> [WORK INSTRUCTION]: Check every line of the material for the word "List". Copy those that have it.

===== ENTRIES PROVIDED

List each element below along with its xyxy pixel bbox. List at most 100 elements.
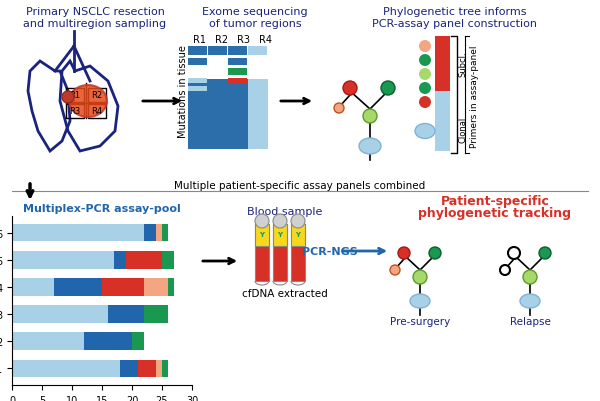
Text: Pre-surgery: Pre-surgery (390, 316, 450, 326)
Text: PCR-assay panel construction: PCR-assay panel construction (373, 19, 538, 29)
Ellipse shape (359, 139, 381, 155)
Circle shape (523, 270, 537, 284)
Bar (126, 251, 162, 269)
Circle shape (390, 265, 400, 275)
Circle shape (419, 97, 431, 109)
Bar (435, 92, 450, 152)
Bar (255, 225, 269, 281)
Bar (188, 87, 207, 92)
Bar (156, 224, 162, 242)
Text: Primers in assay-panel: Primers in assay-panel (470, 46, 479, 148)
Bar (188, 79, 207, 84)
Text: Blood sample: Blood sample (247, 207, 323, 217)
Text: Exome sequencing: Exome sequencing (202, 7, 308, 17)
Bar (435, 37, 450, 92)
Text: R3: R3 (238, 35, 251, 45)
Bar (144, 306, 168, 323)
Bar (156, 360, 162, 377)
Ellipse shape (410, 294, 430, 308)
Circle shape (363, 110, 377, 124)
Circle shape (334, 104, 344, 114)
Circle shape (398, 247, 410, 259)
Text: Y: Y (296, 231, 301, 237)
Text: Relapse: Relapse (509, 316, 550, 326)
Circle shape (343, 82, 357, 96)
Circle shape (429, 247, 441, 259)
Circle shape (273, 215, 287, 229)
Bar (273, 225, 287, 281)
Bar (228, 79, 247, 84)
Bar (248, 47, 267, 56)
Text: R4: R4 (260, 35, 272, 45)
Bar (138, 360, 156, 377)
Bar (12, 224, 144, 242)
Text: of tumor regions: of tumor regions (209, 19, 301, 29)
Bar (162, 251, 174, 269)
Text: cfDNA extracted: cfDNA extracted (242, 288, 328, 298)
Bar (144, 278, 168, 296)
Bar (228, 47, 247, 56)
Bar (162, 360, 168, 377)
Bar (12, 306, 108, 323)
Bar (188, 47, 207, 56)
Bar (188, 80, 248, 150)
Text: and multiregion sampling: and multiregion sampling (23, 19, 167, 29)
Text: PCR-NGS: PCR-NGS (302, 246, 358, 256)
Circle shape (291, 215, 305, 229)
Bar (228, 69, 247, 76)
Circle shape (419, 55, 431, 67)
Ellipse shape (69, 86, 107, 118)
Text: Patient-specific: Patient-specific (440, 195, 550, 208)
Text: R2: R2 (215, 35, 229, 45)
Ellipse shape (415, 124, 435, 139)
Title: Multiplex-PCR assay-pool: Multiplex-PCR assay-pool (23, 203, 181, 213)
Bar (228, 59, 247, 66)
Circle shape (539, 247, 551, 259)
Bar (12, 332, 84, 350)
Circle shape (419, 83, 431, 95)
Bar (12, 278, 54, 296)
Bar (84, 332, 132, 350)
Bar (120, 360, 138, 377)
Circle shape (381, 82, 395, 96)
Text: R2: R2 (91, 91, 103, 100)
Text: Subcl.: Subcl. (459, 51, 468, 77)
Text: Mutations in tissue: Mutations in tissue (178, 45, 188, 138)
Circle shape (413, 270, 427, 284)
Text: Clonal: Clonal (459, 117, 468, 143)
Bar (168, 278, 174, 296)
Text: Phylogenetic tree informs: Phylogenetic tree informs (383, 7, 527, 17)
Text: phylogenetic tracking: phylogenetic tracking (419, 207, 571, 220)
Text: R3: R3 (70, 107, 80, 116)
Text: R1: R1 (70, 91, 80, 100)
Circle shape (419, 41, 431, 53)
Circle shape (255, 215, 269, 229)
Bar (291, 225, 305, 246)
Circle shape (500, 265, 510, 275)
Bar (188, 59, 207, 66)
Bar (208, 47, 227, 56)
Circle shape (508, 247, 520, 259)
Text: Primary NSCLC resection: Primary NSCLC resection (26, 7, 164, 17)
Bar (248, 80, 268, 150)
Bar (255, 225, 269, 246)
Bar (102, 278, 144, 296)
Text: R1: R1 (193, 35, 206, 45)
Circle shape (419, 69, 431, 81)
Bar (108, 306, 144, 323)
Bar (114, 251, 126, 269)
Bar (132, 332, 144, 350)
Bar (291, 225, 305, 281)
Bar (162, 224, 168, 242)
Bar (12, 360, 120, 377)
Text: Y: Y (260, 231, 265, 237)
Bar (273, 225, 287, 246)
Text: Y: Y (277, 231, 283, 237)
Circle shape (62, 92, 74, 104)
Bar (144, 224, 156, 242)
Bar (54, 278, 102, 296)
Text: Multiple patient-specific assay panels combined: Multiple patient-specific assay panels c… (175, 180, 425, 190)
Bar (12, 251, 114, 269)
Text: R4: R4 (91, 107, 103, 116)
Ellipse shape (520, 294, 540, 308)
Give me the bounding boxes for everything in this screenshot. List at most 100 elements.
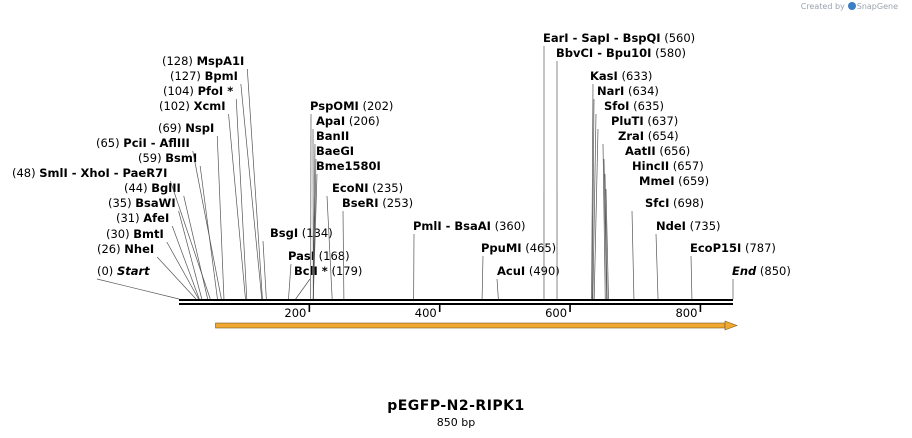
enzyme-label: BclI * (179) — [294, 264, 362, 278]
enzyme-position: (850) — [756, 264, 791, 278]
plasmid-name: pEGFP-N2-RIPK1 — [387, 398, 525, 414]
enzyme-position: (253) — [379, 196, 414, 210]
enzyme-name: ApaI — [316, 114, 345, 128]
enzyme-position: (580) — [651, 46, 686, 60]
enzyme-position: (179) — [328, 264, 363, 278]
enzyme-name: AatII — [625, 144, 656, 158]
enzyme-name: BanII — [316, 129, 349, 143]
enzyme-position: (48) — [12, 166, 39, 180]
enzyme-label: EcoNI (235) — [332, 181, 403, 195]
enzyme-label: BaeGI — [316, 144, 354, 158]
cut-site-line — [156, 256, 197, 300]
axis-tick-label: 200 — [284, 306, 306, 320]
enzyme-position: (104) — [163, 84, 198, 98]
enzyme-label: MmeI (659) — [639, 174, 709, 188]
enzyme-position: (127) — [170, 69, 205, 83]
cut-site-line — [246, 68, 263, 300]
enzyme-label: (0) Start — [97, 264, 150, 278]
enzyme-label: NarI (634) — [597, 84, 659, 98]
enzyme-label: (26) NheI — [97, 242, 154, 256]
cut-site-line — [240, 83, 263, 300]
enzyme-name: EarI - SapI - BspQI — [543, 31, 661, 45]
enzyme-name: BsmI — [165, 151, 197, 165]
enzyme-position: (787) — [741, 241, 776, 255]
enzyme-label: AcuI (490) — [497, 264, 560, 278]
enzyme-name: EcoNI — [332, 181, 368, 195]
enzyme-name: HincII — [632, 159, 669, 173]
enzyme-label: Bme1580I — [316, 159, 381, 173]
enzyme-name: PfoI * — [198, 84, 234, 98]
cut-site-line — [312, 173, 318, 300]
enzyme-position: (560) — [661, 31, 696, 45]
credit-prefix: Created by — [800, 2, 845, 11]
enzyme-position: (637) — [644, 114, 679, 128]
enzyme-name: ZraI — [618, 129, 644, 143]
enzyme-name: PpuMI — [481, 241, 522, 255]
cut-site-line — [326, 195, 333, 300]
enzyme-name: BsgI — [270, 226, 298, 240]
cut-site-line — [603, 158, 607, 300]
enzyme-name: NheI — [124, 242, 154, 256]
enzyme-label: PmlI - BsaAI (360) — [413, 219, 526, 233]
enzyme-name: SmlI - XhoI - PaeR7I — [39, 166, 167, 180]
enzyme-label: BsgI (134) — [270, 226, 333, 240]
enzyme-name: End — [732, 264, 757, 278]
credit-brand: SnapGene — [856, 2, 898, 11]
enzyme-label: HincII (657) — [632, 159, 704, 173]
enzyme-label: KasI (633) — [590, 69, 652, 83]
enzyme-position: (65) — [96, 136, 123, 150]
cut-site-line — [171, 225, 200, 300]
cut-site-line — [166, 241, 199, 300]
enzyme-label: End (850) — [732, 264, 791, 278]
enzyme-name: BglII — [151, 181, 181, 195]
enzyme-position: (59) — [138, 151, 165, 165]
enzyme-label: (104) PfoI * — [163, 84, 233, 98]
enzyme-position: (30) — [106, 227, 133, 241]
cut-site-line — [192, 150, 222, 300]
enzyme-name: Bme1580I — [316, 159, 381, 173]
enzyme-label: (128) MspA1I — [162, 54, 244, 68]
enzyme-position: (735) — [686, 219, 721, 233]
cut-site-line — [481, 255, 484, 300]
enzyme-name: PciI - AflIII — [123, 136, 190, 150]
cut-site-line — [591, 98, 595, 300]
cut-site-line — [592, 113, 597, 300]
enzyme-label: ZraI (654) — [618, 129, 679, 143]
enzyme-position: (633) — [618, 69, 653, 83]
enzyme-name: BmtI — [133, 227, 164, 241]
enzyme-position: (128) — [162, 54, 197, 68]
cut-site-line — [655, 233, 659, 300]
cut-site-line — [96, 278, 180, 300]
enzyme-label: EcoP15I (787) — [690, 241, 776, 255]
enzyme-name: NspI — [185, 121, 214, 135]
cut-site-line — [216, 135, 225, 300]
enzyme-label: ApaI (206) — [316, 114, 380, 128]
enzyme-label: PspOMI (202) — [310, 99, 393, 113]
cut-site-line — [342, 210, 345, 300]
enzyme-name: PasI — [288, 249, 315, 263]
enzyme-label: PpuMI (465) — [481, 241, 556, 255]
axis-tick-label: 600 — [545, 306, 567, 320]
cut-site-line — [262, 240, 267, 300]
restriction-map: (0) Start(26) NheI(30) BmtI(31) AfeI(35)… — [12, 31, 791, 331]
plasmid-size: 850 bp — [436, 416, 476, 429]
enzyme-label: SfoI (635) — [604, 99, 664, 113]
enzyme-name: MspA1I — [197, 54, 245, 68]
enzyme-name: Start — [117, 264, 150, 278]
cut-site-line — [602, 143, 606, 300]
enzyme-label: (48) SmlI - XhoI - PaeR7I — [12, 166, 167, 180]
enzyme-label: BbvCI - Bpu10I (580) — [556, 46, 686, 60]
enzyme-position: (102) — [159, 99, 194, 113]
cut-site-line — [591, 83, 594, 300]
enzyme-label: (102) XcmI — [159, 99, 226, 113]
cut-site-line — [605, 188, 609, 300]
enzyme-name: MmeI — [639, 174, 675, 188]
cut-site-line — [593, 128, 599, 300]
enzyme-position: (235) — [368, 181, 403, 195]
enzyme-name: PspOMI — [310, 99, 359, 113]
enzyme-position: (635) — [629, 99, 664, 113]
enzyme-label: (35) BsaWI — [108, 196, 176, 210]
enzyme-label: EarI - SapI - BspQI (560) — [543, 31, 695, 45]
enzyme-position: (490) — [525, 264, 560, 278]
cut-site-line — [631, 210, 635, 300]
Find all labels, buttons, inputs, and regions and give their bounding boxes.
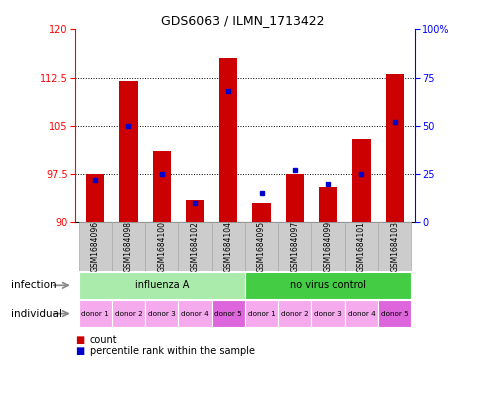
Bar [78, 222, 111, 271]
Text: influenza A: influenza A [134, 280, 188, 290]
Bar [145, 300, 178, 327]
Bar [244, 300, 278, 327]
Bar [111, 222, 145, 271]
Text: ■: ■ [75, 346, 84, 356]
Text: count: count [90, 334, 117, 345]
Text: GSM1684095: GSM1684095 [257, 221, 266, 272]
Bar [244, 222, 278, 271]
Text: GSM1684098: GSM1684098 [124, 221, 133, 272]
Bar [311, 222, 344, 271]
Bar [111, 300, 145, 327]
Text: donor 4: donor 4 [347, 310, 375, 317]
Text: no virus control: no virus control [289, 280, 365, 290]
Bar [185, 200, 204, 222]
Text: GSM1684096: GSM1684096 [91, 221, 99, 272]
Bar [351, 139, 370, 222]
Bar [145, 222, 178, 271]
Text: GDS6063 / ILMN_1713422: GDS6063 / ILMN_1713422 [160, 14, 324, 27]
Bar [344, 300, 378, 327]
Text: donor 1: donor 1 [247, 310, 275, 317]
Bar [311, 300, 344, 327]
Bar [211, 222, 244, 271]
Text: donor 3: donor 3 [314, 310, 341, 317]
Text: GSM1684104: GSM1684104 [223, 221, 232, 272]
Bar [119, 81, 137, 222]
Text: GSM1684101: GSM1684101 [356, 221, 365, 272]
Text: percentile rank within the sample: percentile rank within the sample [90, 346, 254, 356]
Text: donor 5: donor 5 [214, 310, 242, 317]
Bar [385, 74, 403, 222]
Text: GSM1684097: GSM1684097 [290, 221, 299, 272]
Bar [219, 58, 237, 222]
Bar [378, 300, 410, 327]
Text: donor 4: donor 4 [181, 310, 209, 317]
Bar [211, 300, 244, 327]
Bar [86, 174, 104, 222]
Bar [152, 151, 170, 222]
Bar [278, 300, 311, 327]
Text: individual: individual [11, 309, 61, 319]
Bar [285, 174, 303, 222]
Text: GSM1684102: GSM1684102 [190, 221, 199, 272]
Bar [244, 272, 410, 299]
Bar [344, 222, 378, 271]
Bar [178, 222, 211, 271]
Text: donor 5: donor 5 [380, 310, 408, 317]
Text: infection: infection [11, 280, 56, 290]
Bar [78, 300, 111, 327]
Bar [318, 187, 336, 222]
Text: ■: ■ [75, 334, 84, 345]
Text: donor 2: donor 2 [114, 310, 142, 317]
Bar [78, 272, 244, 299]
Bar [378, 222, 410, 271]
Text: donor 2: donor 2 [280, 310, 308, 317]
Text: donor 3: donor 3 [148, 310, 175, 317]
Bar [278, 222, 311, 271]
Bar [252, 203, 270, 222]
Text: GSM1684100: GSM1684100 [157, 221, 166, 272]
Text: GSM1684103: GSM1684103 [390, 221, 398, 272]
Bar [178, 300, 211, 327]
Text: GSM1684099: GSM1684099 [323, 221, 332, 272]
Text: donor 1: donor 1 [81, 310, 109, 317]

==========

> [EXPECTED OUTPUT]:
List each element below along with its xyxy pixel bbox. List at most 100 elements.
Give me the bounding boxes for everything in this screenshot. List at most 100 elements.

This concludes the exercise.